**Instruction**
Check each line for the word "chest" and give how many have it. Say nothing else.

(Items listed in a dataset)
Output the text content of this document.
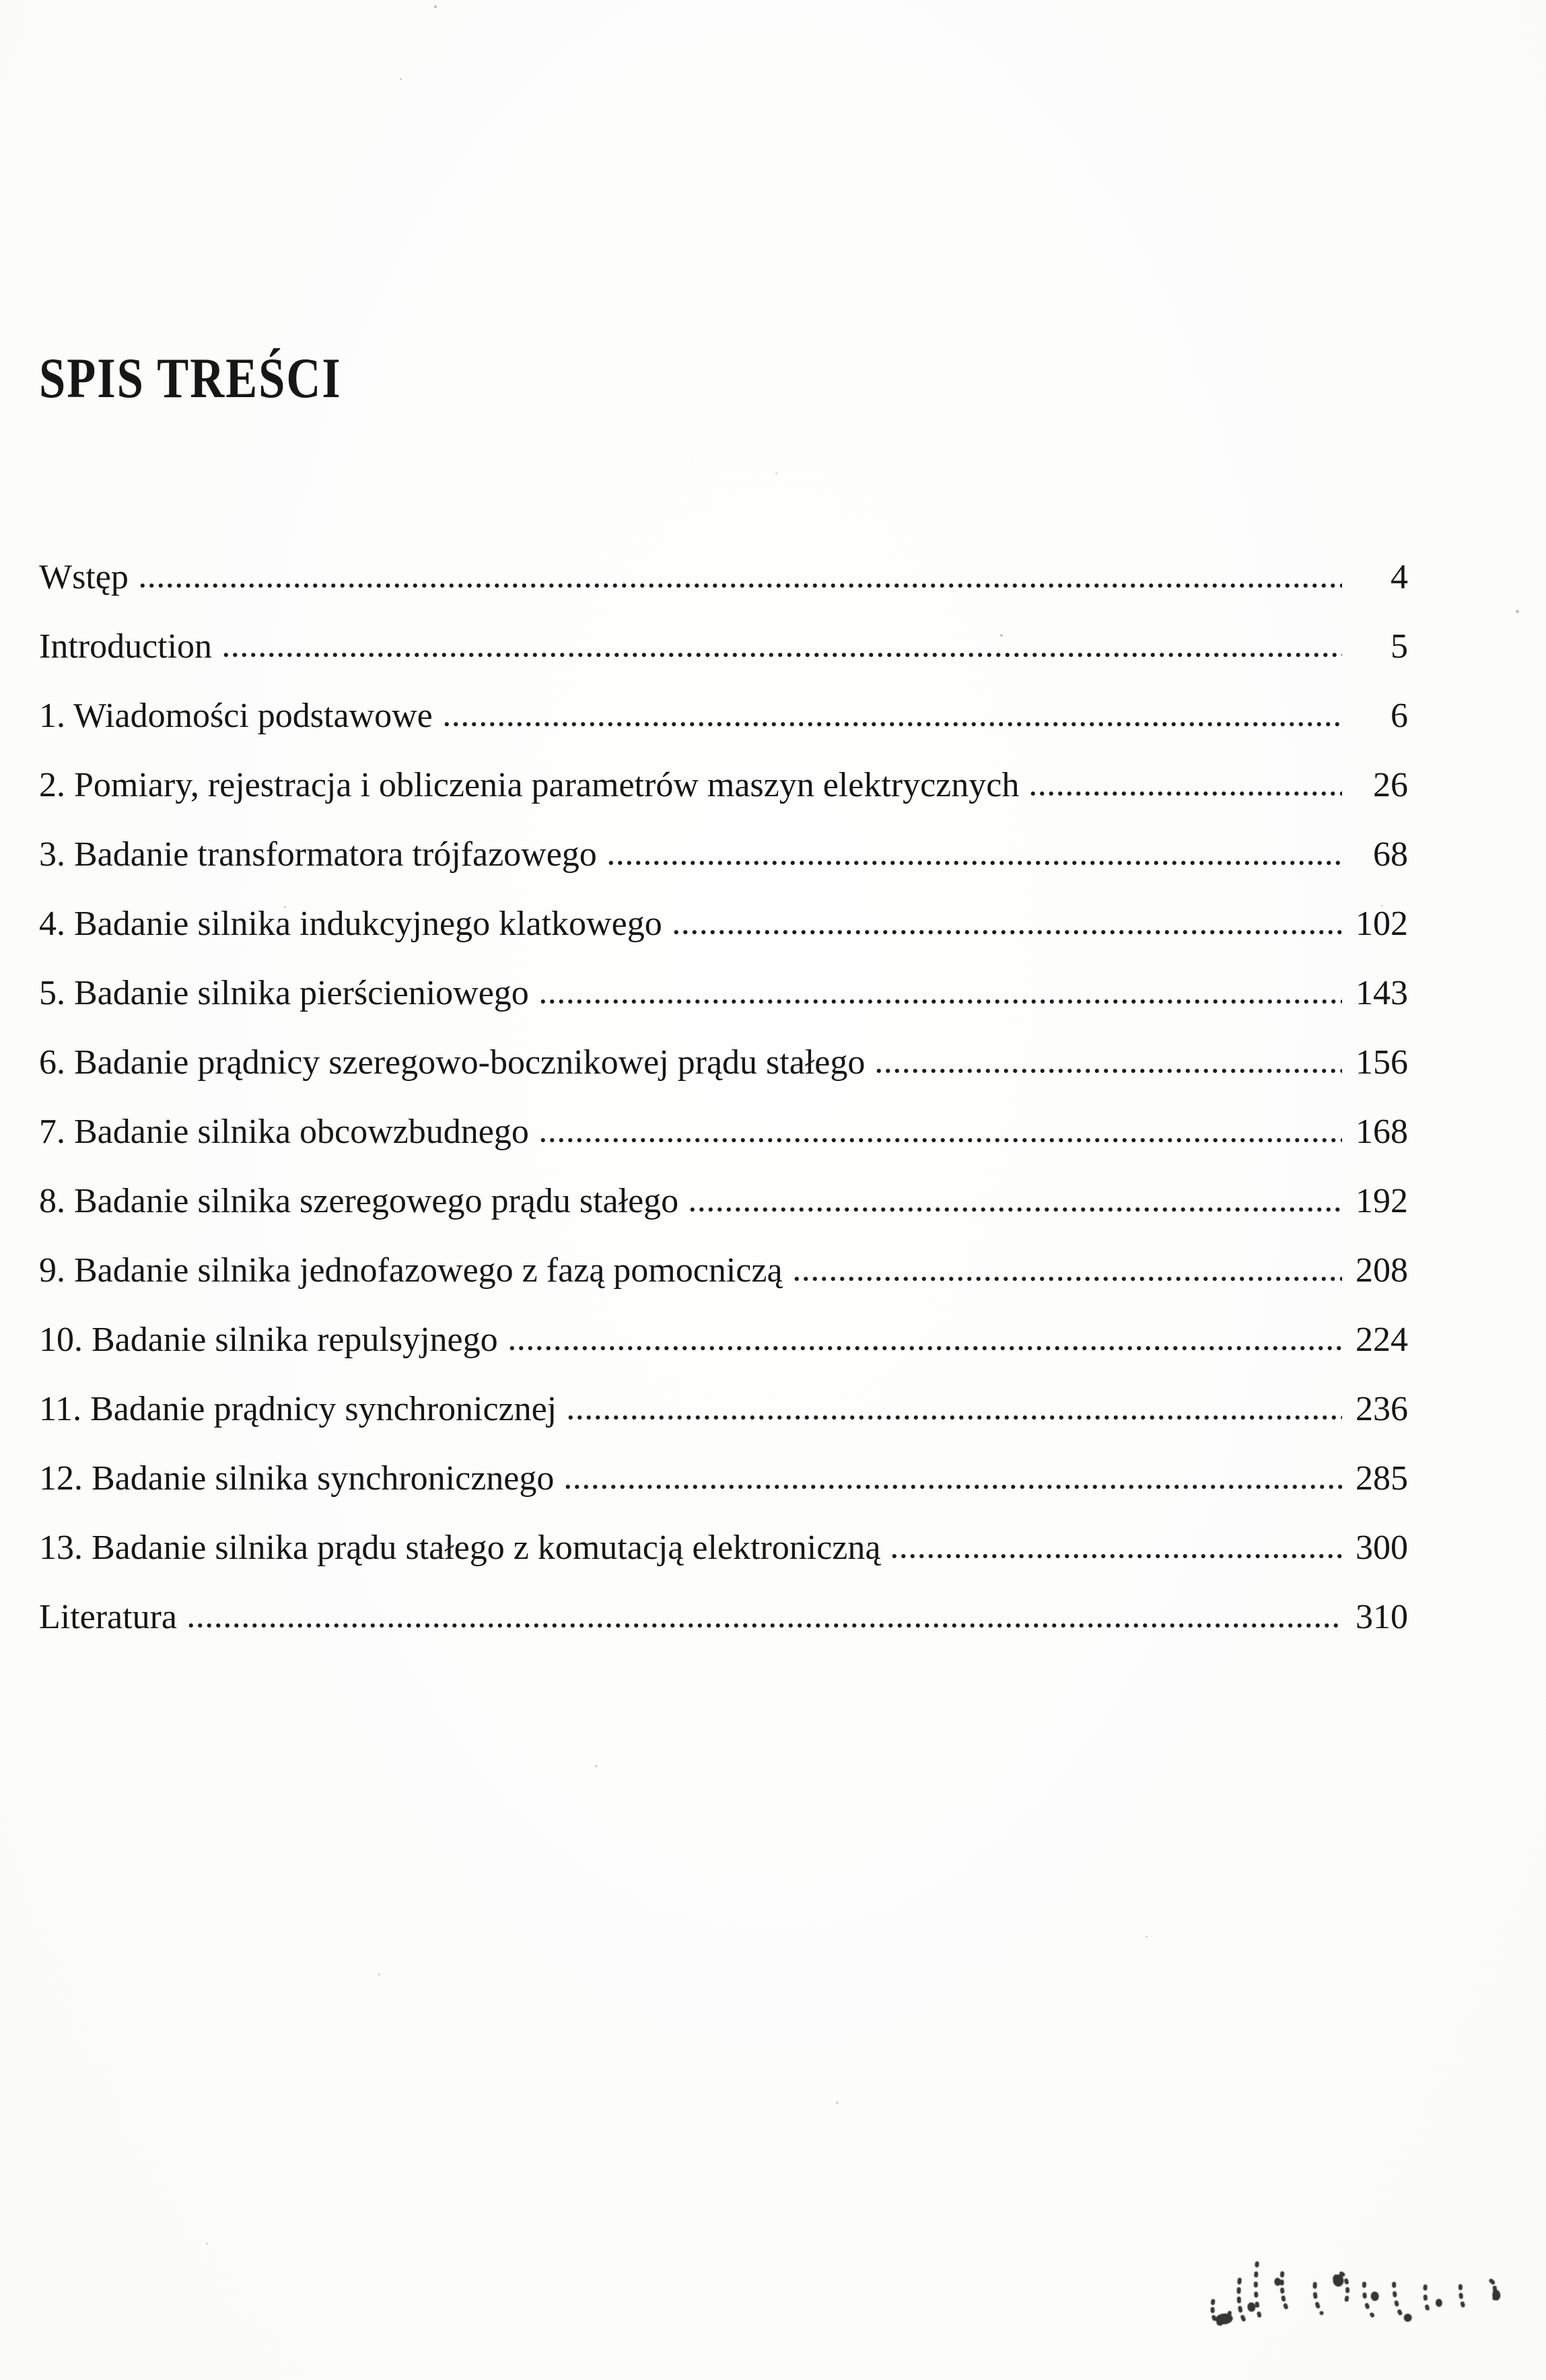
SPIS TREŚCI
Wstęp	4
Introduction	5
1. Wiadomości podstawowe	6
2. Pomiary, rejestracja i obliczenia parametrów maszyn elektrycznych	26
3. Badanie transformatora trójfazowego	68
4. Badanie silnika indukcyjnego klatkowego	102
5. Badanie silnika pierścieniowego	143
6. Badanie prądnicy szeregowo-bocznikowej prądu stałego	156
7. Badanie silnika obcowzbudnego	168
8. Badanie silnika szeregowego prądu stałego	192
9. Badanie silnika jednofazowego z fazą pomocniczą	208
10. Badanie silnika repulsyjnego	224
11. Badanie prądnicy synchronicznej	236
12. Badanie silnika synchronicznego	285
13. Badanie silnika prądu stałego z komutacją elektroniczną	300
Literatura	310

...

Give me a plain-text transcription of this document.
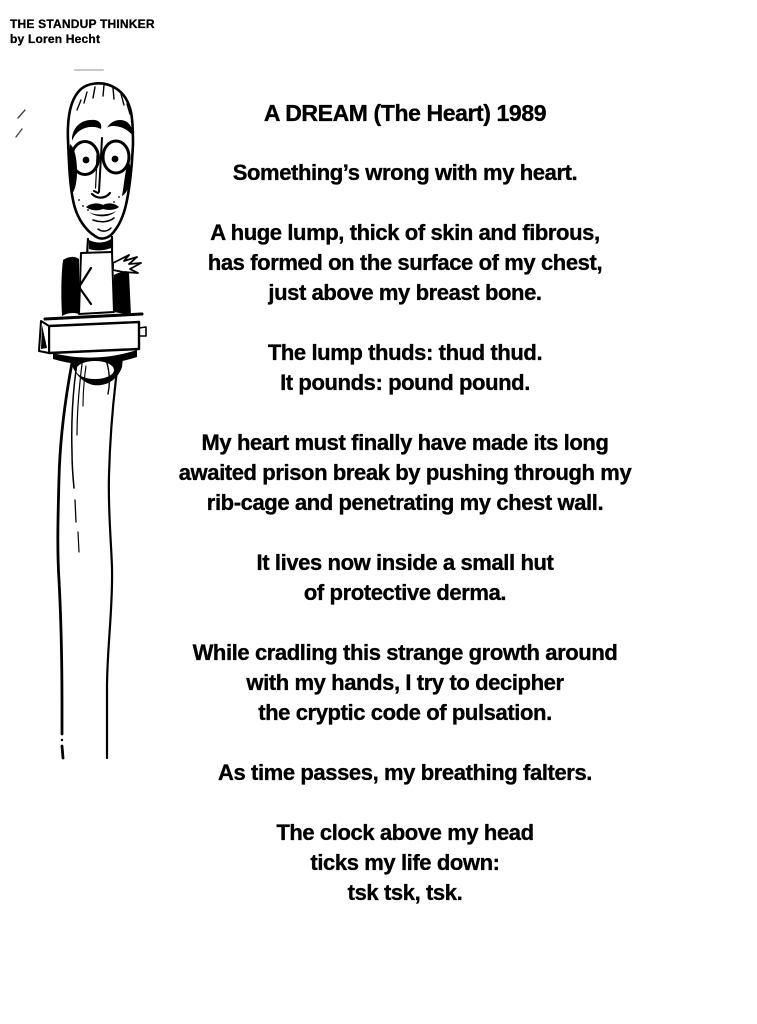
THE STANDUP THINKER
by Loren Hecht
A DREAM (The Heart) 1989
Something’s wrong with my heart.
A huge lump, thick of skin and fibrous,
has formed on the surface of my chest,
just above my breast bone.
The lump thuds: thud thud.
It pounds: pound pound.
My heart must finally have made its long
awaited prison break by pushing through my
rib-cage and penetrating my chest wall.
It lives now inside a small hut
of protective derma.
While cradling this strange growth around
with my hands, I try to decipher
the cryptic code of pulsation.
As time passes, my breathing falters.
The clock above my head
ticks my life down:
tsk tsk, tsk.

---

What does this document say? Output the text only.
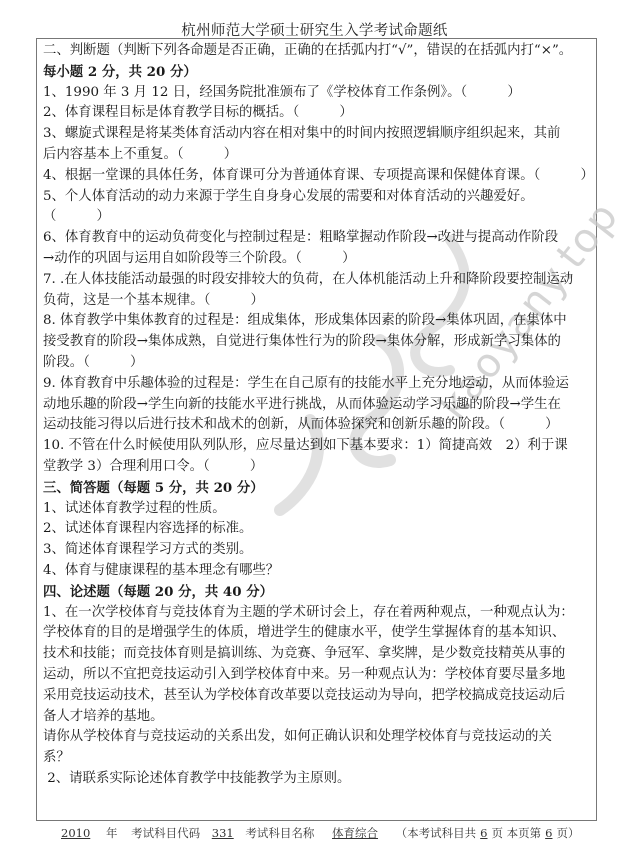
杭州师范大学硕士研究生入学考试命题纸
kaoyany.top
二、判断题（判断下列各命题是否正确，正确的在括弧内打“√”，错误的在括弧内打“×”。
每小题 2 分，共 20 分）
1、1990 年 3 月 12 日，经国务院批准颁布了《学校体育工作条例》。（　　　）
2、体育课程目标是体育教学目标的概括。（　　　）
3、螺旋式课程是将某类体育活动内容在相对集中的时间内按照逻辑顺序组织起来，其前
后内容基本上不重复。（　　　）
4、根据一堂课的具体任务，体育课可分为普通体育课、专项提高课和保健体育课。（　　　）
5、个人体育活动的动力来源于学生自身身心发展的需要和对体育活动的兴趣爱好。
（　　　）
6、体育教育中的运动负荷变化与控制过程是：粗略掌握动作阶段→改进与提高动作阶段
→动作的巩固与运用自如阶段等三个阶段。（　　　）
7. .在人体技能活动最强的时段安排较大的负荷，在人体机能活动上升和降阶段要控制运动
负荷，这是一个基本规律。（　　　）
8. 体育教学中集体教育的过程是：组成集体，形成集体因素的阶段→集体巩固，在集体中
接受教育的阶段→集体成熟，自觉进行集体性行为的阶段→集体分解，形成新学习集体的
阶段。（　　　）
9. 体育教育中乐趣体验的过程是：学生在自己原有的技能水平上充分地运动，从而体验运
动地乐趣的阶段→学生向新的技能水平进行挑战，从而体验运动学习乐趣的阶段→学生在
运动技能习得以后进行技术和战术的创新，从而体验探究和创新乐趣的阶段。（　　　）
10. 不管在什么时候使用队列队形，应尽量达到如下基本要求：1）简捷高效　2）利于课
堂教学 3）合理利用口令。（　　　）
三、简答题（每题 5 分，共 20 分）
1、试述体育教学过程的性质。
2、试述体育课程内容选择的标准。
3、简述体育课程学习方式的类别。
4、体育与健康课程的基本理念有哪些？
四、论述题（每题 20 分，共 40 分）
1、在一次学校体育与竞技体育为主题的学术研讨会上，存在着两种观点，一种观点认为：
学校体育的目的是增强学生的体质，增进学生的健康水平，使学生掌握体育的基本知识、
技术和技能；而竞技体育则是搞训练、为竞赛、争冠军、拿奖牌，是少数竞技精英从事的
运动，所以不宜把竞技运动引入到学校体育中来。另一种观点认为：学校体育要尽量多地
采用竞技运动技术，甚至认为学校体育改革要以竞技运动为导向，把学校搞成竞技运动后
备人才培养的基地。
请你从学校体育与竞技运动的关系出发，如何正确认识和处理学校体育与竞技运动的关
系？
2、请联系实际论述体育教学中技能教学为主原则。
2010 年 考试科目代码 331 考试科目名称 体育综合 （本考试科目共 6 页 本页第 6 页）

**Task response**
2